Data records
########################################

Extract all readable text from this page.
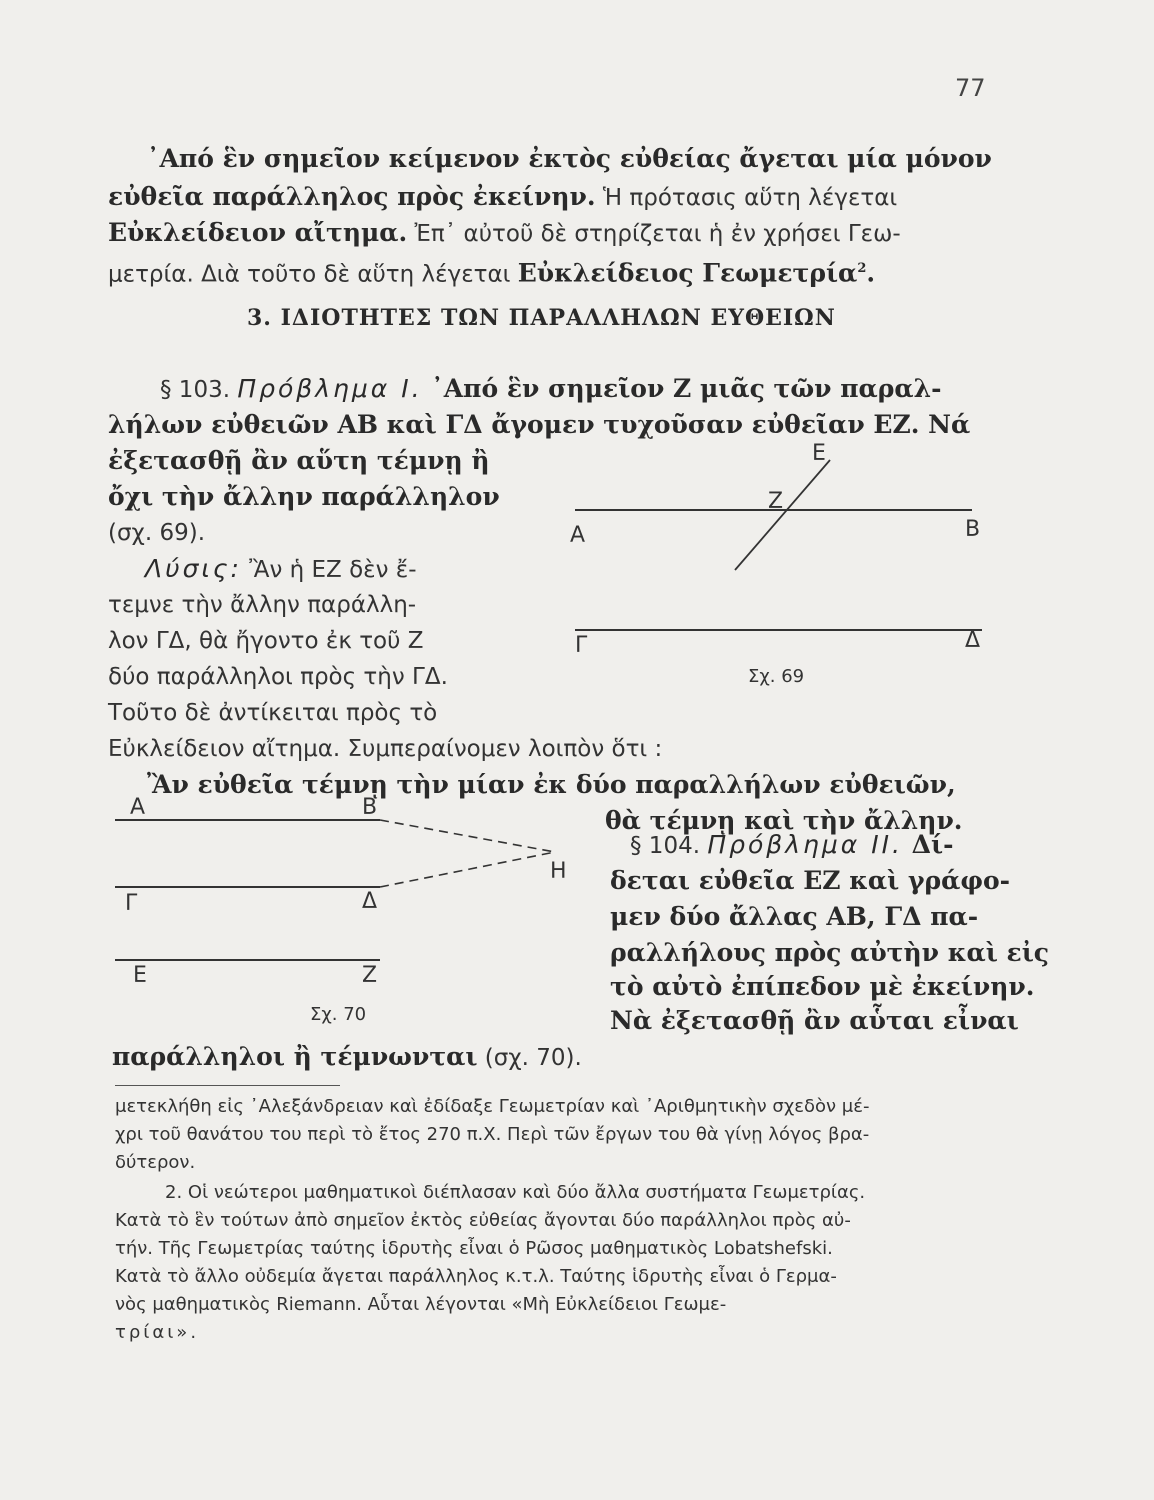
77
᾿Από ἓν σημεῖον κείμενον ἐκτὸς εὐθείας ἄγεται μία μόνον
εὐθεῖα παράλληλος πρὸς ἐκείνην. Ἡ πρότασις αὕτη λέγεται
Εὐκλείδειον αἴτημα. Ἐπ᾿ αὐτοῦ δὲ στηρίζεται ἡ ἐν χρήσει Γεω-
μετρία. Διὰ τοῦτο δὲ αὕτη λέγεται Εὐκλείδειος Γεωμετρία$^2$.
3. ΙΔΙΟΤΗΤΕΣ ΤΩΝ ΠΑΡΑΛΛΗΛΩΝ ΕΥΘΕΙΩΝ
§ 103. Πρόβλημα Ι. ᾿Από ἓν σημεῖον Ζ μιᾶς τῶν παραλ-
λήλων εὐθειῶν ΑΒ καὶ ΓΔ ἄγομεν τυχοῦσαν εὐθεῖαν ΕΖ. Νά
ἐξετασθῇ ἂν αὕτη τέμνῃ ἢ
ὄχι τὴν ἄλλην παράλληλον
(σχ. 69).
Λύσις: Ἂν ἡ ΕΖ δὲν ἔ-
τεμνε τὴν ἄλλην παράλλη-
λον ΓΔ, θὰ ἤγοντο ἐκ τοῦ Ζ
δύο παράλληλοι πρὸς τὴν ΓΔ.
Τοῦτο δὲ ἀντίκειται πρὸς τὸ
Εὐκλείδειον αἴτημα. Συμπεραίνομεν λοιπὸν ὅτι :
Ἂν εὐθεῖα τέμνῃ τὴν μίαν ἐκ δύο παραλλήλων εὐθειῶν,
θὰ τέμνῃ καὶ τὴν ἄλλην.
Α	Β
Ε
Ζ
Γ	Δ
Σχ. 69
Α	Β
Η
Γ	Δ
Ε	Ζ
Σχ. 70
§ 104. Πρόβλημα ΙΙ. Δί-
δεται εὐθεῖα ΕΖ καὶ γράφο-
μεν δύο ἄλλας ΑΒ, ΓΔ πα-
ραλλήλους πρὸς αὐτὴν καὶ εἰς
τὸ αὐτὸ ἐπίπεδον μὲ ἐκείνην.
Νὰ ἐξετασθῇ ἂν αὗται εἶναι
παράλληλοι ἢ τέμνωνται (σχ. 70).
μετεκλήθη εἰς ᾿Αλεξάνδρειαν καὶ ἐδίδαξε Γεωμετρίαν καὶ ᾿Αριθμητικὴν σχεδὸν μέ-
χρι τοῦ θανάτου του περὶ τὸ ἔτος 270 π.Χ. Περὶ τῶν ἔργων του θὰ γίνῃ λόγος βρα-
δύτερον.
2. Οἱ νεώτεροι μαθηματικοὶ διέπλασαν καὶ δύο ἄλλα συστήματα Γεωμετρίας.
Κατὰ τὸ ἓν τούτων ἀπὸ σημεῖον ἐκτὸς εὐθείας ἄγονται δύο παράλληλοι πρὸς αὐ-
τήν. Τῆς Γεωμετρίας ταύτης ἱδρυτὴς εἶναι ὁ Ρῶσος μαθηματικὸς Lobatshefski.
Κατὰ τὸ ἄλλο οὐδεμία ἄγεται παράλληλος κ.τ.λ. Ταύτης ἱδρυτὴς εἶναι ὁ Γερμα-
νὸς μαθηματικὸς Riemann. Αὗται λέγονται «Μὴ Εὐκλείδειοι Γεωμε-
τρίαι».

########################################

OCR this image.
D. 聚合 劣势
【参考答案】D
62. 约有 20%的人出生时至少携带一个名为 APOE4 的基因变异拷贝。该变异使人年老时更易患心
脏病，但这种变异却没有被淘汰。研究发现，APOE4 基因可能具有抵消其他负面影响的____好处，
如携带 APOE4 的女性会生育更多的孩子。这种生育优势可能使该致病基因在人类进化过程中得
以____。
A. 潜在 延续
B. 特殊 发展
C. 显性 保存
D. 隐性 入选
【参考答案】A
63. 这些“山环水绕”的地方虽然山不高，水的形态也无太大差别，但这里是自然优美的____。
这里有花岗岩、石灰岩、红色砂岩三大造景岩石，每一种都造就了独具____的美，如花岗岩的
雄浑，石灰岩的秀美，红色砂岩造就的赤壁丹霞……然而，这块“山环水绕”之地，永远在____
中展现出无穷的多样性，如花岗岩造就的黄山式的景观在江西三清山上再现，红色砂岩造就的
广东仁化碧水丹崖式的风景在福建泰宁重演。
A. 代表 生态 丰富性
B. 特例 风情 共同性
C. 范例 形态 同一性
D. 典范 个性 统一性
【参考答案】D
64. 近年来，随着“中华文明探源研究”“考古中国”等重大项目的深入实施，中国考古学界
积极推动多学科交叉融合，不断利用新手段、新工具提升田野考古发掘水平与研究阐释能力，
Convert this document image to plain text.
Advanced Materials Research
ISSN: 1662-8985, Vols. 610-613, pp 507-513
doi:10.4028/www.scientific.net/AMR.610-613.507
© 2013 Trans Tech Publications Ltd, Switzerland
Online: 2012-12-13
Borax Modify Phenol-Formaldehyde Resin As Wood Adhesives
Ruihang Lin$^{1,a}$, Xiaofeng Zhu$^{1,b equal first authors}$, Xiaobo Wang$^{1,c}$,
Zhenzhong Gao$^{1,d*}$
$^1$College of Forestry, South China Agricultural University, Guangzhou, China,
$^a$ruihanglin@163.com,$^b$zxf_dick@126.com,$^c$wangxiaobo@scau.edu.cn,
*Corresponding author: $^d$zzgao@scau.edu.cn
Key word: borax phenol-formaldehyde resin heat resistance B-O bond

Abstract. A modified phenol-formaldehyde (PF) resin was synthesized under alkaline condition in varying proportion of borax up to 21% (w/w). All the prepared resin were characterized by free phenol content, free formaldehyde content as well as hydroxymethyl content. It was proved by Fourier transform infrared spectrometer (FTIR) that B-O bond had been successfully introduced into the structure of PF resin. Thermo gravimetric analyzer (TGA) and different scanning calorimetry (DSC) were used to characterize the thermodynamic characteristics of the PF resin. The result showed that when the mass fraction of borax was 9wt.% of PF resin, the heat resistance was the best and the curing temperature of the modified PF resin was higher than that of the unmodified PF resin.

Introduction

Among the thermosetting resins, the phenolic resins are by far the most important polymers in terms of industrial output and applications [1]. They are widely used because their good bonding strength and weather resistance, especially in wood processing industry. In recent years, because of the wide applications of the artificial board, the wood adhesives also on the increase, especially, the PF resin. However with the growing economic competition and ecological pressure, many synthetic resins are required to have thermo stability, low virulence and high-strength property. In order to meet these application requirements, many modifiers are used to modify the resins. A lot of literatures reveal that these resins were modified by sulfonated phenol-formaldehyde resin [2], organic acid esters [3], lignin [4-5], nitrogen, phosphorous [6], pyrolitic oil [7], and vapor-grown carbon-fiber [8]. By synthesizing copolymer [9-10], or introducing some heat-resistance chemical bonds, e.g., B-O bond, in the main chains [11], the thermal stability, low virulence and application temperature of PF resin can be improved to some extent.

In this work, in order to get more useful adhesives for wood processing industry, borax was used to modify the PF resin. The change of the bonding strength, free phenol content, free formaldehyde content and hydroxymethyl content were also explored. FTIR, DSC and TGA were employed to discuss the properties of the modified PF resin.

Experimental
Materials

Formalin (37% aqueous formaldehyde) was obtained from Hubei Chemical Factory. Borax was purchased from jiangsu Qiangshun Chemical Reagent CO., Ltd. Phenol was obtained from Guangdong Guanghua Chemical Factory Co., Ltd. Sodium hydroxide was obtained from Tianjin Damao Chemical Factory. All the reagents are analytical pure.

########################################

| The problem |
Copy out every line from the records that has the word "παράλληλος".

| Task response |
εὐθεῖα παράλληλος πρὸς ἐκείνην. Ἡ πρότασις αὕτη λέγεται
Κατὰ τὸ ἄλλο οὐδεμία ἄγεται παράλληλος κ.τ.λ. Ταύτης ἱδρυτὴς εἶναι ὁ Γερμα-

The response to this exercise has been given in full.